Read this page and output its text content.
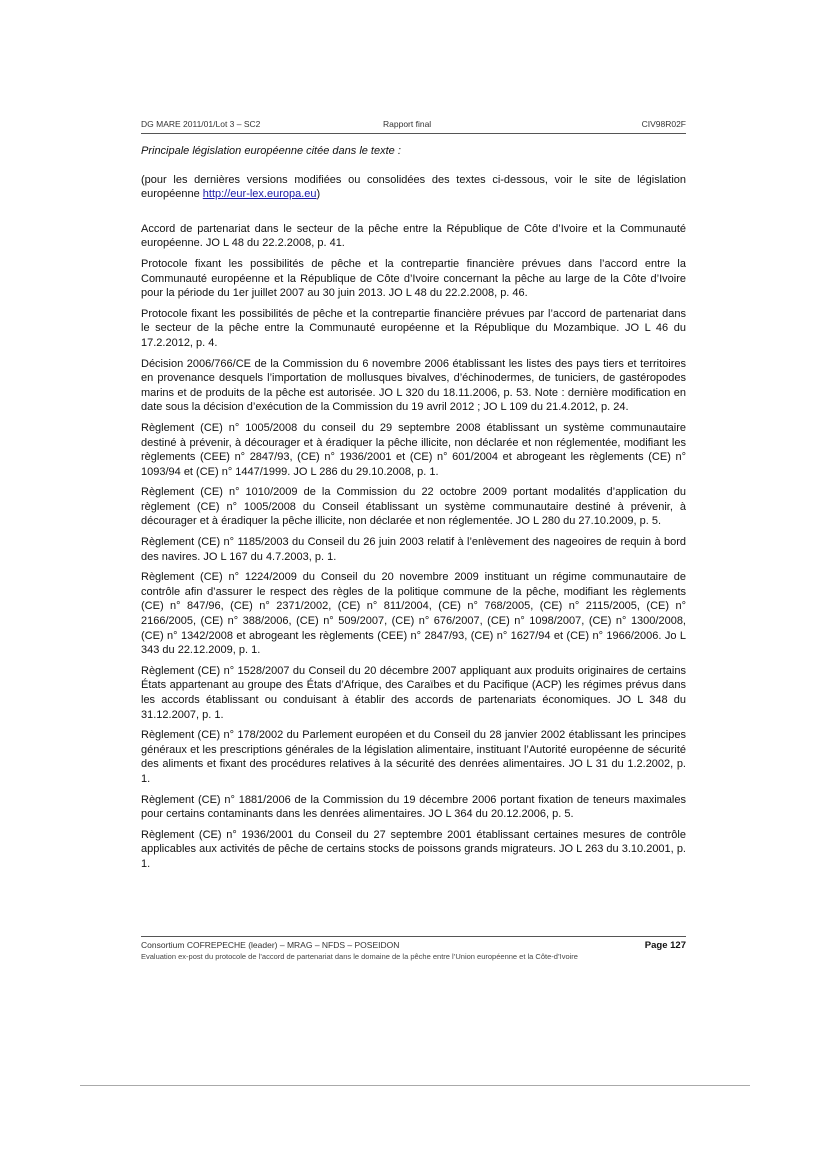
DG MARE 2011/01/Lot 3 – SC2	Rapport final	CIV98R02F

Principale législation européenne citée dans le texte :

(pour les dernières versions modifiées ou consolidées des textes ci-dessous, voir le site de législation européenne http://eur-lex.europa.eu)

Accord de partenariat dans le secteur de la pêche entre la République de Côte d’Ivoire et la Communauté européenne. JO L 48 du 22.2.2008, p. 41.

Protocole fixant les possibilités de pêche et la contrepartie financière prévues dans l’accord entre la Communauté européenne et la République de Côte d’Ivoire concernant la pêche au large de la Côte d’Ivoire pour la période du 1er juillet 2007 au 30 juin 2013. JO L 48 du 22.2.2008, p. 46.

Protocole fixant les possibilités de pêche et la contrepartie financière prévues par l’accord de partenariat dans le secteur de la pêche entre la Communauté européenne et la République du Mozambique. JO L 46 du 17.2.2012, p. 4.

Décision 2006/766/CE de la Commission du 6 novembre 2006 établissant les listes des pays tiers et territoires en provenance desquels l’importation de mollusques bivalves, d’échinodermes, de tuniciers, de gastéropodes marins et de produits de la pêche est autorisée. JO L 320 du 18.11.2006, p. 53. Note : dernière modification en date sous la décision d’exécution de la Commission du 19 avril 2012 ; JO L 109 du 21.4.2012, p. 24.

Règlement (CE) n° 1005/2008 du conseil du 29 septembre 2008 établissant un système communautaire destiné à prévenir, à décourager et à éradiquer la pêche illicite, non déclarée et non réglementée, modifiant les règlements (CEE) n° 2847/93, (CE) n° 1936/2001 et (CE) n° 601/2004 et abrogeant les règlements (CE) n° 1093/94 et (CE) n° 1447/1999. JO L 286 du 29.10.2008, p. 1.

Règlement (CE) n° 1010/2009 de la Commission du 22 octobre 2009 portant modalités d’application du règlement (CE) n° 1005/2008 du Conseil établissant un système communautaire destiné à prévenir, à décourager et à éradiquer la pêche illicite, non déclarée et non réglementée. JO L 280 du 27.10.2009, p. 5.

Règlement (CE) n° 1185/2003 du Conseil du 26 juin 2003 relatif à l’enlèvement des nageoires de requin à bord des navires. JO L 167 du 4.7.2003, p. 1.

Règlement (CE) n° 1224/2009 du Conseil du 20 novembre 2009 instituant un régime communautaire de contrôle afin d’assurer le respect des règles de la politique commune de la pêche, modifiant les règlements (CE) n° 847/96, (CE) n° 2371/2002, (CE) n° 811/2004, (CE) n° 768/2005, (CE) n° 2115/2005, (CE) n° 2166/2005, (CE) n° 388/2006, (CE) n° 509/2007, (CE) n° 676/2007, (CE) n° 1098/2007, (CE) n° 1300/2008, (CE) n° 1342/2008 et abrogeant les règlements (CEE) n° 2847/93, (CE) n° 1627/94 et (CE) n° 1966/2006. Jo L 343 du 22.12.2009, p. 1.

Règlement (CE) n° 1528/2007 du Conseil du 20 décembre 2007 appliquant aux produits originaires de certains États appartenant au groupe des États d’Afrique, des Caraïbes et du Pacifique (ACP) les régimes prévus dans les accords établissant ou conduisant à établir des accords de partenariats économiques. JO L 348 du 31.12.2007, p. 1.

Règlement (CE) n° 178/2002 du Parlement européen et du Conseil du 28 janvier 2002 établissant les principes généraux et les prescriptions générales de la législation alimentaire, instituant l’Autorité européenne de sécurité des aliments et fixant des procédures relatives à la sécurité des denrées alimentaires. JO L 31 du 1.2.2002, p. 1.

Règlement (CE) n° 1881/2006 de la Commission du 19 décembre 2006 portant fixation de teneurs maximales pour certains contaminants dans les denrées alimentaires. JO L 364 du 20.12.2006, p. 5.

Règlement (CE) n° 1936/2001 du Conseil du 27 septembre 2001 établissant certaines mesures de contrôle applicables aux activités de pêche de certains stocks de poissons grands migrateurs. JO L 263 du 3.10.2001, p. 1.

Consortium COFREPECHE (leader) – MRAG – NFDS – POSEIDON	Page 127
Evaluation ex-post du protocole de l’accord de partenariat dans le domaine de la pêche entre l’Union européenne et la Côte-d’Ivoire
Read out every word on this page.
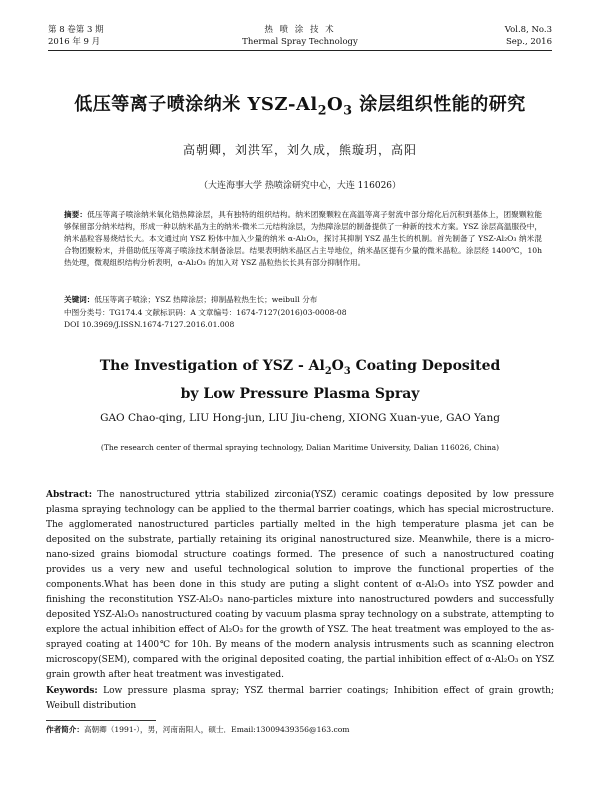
第 8 卷第 3 期
2016 年 9 月
热 喷 涂 技 术
Thermal Spray Technology
Vol.8, No.3
Sep., 2016
低压等离子喷涂纳米 YSZ-$Al_2O_3$ 涂层组织性能的研究
高朝卿，刘洪军，刘久成，熊璇玥，高阳
（大连海事大学 热喷涂研究中心，大连 116026）
摘要：低压等离子喷涂纳米氧化锆热障涂层，具有独特的组织结构。纳米团聚颗粒在高温等离子射流中部分熔化后沉积到基体上，团聚颗粒能够保留部分纳米结构，形成一种以纳米晶为主的纳米-微米二元结构涂层，为热障涂层的制备提供了一种新的技术方案。YSZ 涂层高温服役中，纳米晶粒容易烧结长大。本文通过向 YSZ 粉体中加入少量的纳米 α-Al₂O₃，探讨其抑制 YSZ 晶生长的机制。首先制备了 YSZ-Al₂O₃ 纳米混合物团聚粉末，并借助低压等离子喷涂技术制备涂层。结果表明纳米晶区占主导地位，纳米晶区提有少量的微米晶粒。涂层经 1400℃，10h 热处理，微观组织结构分析表明，α-Al₂O₃ 的加入对 YSZ 晶粒热长长具有部分抑制作用。
关键词：低压等离子喷涂；YSZ 热障涂层；抑制晶粒热生长；weibull 分布
中图分类号：TG174.4 文献标识码：A 文章编号：1674-7127(2016)03-0008-08
DOI 10.3969/J.ISSN.1674-7127.2016.01.008
The Investigation of YSZ - $Al_2O_3$ Coating Deposited
by Low Pressure Plasma Spray
GAO Chao-qing, LIU Hong-jun, LIU Jiu-cheng, XIONG Xuan-yue, GAO Yang
(The research center of thermal spraying technology, Dalian Maritime University, Dalian 116026, China)
Abstract: The nanostructured yttria stabilized zirconia(YSZ) ceramic coatings deposited by low pressure plasma spraying technology can be applied to the thermal barrier coatings, which has special microstructure. The agglomerated nanostructured particles partially melted in the high temperature plasma jet can be deposited on the substrate, partially retaining its original nanostructured size. Meanwhile, there is a micro-nano-sized grains biomodal structure coatings formed. The presence of such a nanostructured coating provides us a very new and useful technological solution to improve the functional properties of the components.What has been done in this study are puting a slight content of α-Al₂O₃ into YSZ powder and finishing the reconstitution YSZ-Al₂O₃ nano-particles mixture into nanostructured powders and successfully deposited YSZ-Al₂O₃ nanostructured coating by vacuum plasma spray technology on a substrate, attempting to explore the actual inhibition effect of Al₂O₃ for the growth of YSZ. The heat treatment was employed to the as-sprayed coating at 1400℃ for 10h. By means of the modern analysis intrusments such as scanning electron microscopy(SEM), compared with the original deposited coating, the partial inhibition effect of α-Al₂O₃ on YSZ grain growth after heat treatment was investigated.
Keywords: Low pressure plasma spray; YSZ thermal barrier coatings; Inhibition effect of grain growth; Weibull distribution
作者简介：高朝卿（1991-），男，河南南阳人，硕士．Email:13009439356@163.com
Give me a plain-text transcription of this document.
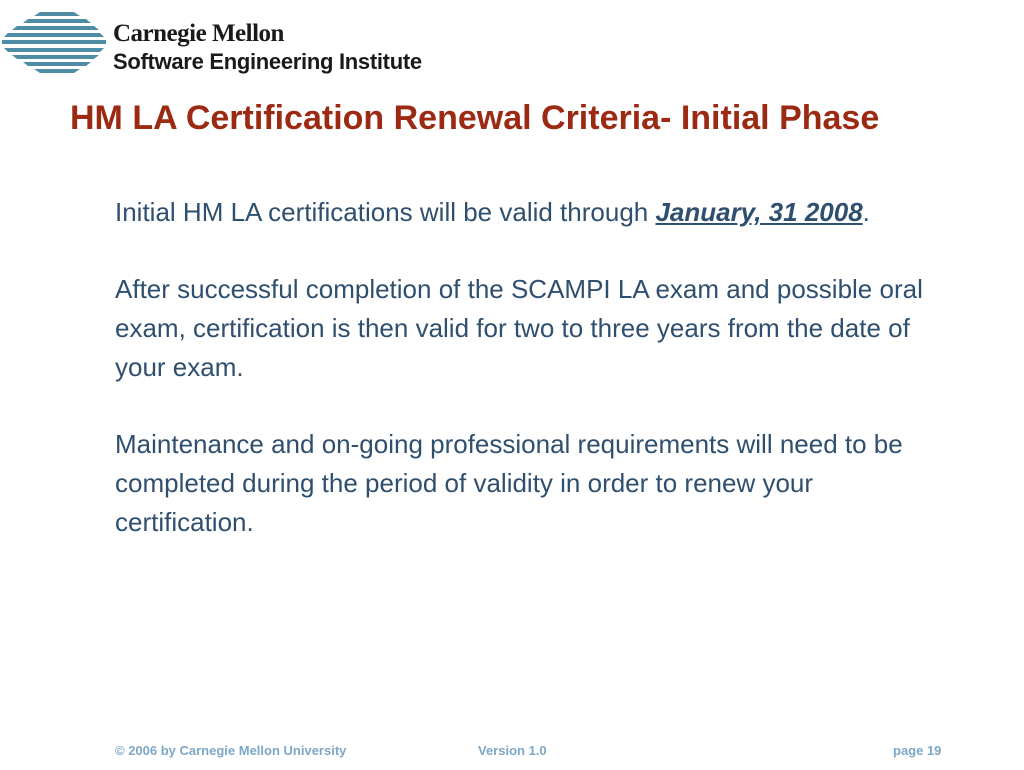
Carnegie Mellon
Software Engineering Institute
HM LA Certification Renewal Criteria- Initial Phase

Initial HM LA certifications will be valid through January, 31 2008.

After successful completion of the SCAMPI LA exam and possible oral exam, certification is then valid for two to three years from the date of your exam.

Maintenance and on-going professional requirements will need to be completed during the period of validity in order to renew your certification.

© 2006 by Carnegie Mellon University	Version 1.0	page 19
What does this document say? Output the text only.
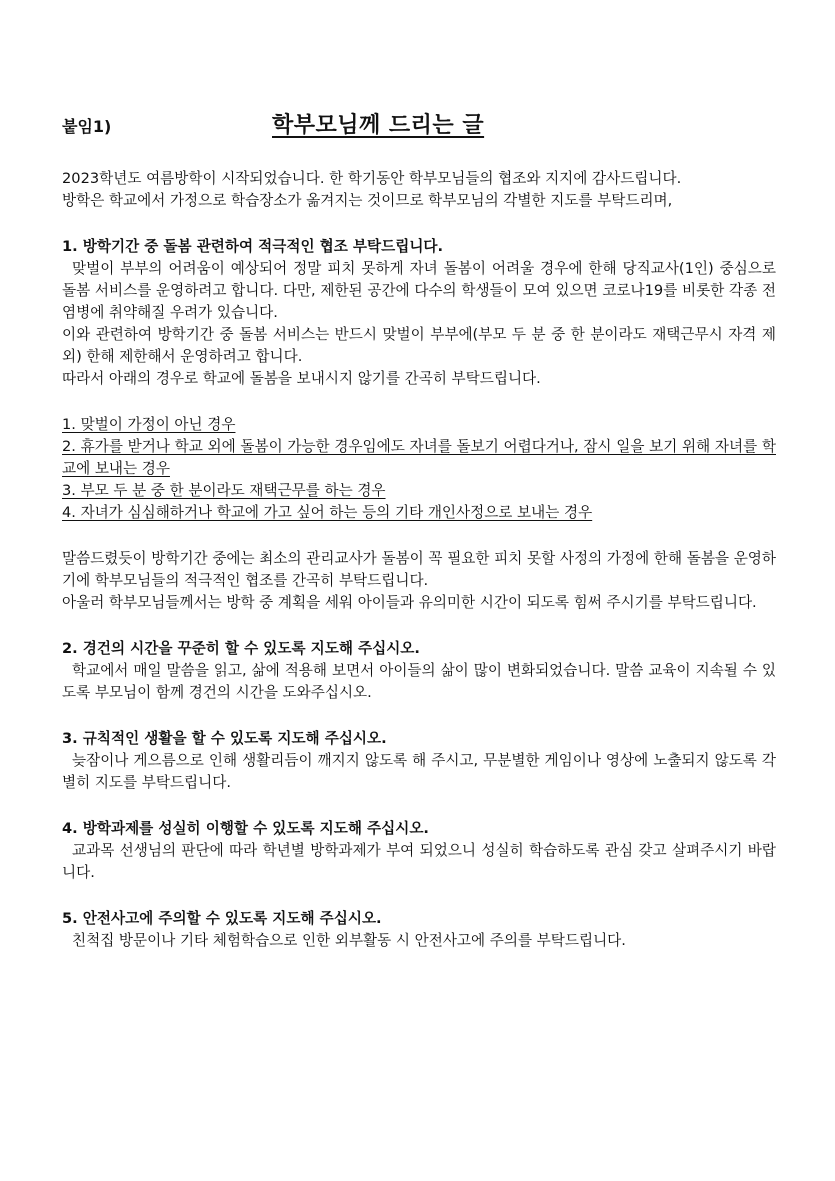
붙임1)	학부모님께 드리는 글

2023학년도 여름방학이 시작되었습니다. 한 학기동안 학부모님들의 협조와 지지에 감사드립니다.

방학은 학교에서 가정으로 학습장소가 옮겨지는 것이므로 학부모님의 각별한 지도를 부탁드리며,

1. 방학기간 중 돌봄 관련하여 적극적인 협조 부탁드립니다.

맞벌이 부부의 어려움이 예상되어 정말 피치 못하게 자녀 돌봄이 어려울 경우에 한해 당직교사(1인) 중심으로 돌봄 서비스를 운영하려고 합니다. 다만, 제한된 공간에 다수의 학생들이 모여 있으면 코로나19를 비롯한 각종 전염병에 취약해질 우려가 있습니다.

이와 관련하여 방학기간 중 돌봄 서비스는 반드시 맞벌이 부부에(부모 두 분 중 한 분이라도 재택근무시 자격 제외) 한해 제한해서 운영하려고 합니다.

따라서 아래의 경우로 학교에 돌봄을 보내시지 않기를 간곡히 부탁드립니다.

1. 맞벌이 가정이 아닌 경우

2. 휴가를 받거나 학교 외에 돌봄이 가능한 경우임에도 자녀를 돌보기 어렵다거나, 잠시 일을 보기 위해 자녀를 학교에 보내는 경우

3. 부모 두 분 중 한 분이라도 재택근무를 하는 경우

4. 자녀가 심심해하거나 학교에 가고 싶어 하는 등의 기타 개인사정으로 보내는 경우

말씀드렸듯이 방학기간 중에는 최소의 관리교사가 돌봄이 꼭 필요한 피치 못할 사정의 가정에 한해 돌봄을 운영하기에 학부모님들의 적극적인 협조를 간곡히 부탁드립니다.

아울러 학부모님들께서는 방학 중 계획을 세워 아이들과 유의미한 시간이 되도록 힘써 주시기를 부탁드립니다.

2. 경건의 시간을 꾸준히 할 수 있도록 지도해 주십시오.

학교에서 매일 말씀을 읽고, 삶에 적용해 보면서 아이들의 삶이 많이 변화되었습니다. 말씀 교육이 지속될 수 있도록 부모님이 함께 경건의 시간을 도와주십시오.

3. 규칙적인 생활을 할 수 있도록 지도해 주십시오.

늦잠이나 게으름으로 인해 생활리듬이 깨지지 않도록 해 주시고, 무분별한 게임이나 영상에 노출되지 않도록 각별히 지도를 부탁드립니다.

4. 방학과제를 성실히 이행할 수 있도록 지도해 주십시오.

교과목 선생님의 판단에 따라 학년별 방학과제가 부여 되었으니 성실히 학습하도록 관심 갖고 살펴주시기 바랍니다.

5. 안전사고에 주의할 수 있도록 지도해 주십시오.

친척집 방문이나 기타 체험학습으로 인한 외부활동 시 안전사고에 주의를 부탁드립니다.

..........

### Requirement
Tally up the lines of the listing containing the word "University". Give only the total.

### Response below
2